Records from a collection
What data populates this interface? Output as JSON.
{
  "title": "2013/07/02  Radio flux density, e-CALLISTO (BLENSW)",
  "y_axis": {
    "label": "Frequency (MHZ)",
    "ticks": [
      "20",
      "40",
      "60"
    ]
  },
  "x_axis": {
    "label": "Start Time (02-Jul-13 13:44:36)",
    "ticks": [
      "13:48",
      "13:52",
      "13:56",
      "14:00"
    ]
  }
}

■ **EXERCISE DIRECTIONS**: List every line above that holds the word "label".

■ **FULL OUTPUT**:
    "label": "Frequency (MHZ)",
    "label": "Start Time (02-Jul-13 13:44:36)",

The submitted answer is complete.